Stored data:
________________________________________

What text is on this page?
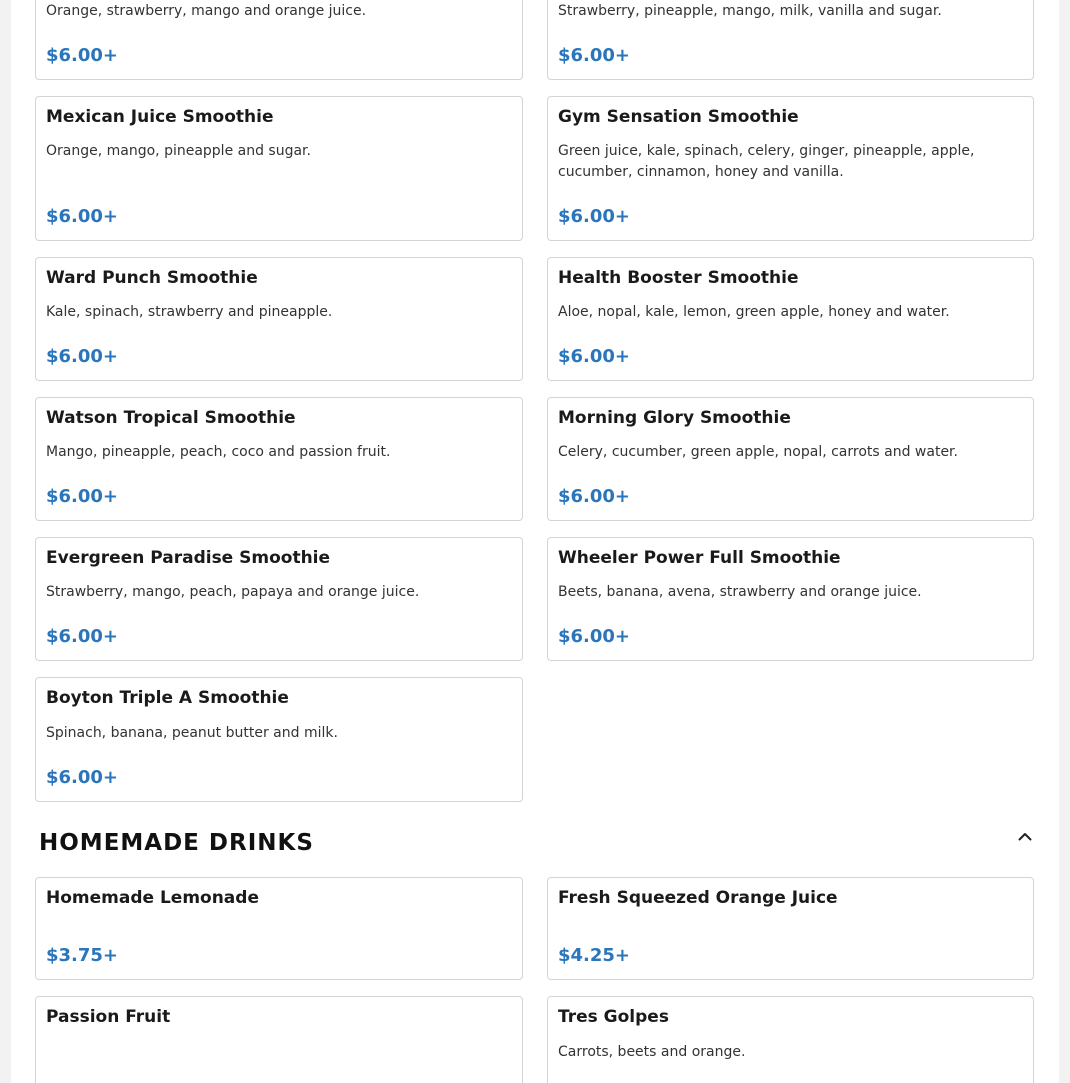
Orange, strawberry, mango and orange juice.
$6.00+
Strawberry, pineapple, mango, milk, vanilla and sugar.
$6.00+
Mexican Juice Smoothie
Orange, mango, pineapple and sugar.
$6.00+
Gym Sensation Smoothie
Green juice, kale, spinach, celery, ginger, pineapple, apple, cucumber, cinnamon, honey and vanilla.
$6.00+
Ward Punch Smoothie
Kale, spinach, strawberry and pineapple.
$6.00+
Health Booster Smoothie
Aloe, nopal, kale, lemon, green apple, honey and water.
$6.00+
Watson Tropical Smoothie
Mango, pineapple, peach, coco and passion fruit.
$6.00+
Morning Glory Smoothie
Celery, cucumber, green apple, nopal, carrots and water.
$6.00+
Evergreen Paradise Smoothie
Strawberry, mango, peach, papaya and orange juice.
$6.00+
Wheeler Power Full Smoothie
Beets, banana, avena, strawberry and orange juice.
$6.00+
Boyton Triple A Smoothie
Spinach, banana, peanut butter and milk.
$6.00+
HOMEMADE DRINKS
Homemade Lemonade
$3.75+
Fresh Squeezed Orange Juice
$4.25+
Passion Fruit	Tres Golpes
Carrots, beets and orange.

________________________________________

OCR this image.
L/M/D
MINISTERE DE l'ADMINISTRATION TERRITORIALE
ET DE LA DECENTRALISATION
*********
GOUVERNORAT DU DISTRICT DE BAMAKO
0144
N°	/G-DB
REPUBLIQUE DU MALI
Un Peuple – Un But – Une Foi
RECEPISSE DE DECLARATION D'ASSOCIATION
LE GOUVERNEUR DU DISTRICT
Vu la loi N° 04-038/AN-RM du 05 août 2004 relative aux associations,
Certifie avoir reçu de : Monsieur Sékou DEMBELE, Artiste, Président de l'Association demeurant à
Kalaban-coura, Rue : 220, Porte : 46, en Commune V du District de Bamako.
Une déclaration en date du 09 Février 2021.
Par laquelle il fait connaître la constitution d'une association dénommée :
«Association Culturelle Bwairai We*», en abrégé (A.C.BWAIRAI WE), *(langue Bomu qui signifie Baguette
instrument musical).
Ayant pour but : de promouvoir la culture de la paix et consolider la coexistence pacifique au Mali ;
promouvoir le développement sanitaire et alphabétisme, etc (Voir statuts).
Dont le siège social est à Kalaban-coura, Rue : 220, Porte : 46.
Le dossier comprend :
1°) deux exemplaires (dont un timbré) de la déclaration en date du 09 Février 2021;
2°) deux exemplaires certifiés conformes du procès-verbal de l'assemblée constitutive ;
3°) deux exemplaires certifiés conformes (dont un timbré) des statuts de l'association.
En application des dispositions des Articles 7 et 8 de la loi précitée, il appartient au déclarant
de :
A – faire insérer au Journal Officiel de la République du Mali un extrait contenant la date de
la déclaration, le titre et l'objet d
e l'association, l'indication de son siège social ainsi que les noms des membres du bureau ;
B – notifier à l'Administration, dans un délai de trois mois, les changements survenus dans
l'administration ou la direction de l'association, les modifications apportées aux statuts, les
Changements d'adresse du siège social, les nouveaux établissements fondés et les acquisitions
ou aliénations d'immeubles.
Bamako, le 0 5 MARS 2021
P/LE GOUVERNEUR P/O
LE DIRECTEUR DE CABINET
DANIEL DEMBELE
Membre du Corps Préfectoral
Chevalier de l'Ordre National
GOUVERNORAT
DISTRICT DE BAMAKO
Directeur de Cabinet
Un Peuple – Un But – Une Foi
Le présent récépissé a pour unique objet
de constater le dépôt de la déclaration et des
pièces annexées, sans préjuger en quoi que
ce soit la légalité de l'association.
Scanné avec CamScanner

________________________________________

▶ [Required work] Identify the lines above that contain the word "DEMBELE", then copy them.

▶ [Output of the task]
Certifie avoir reçu de : Monsieur Sékou DEMBELE, Artiste, Président de l'Association demeurant à
DANIEL DEMBELE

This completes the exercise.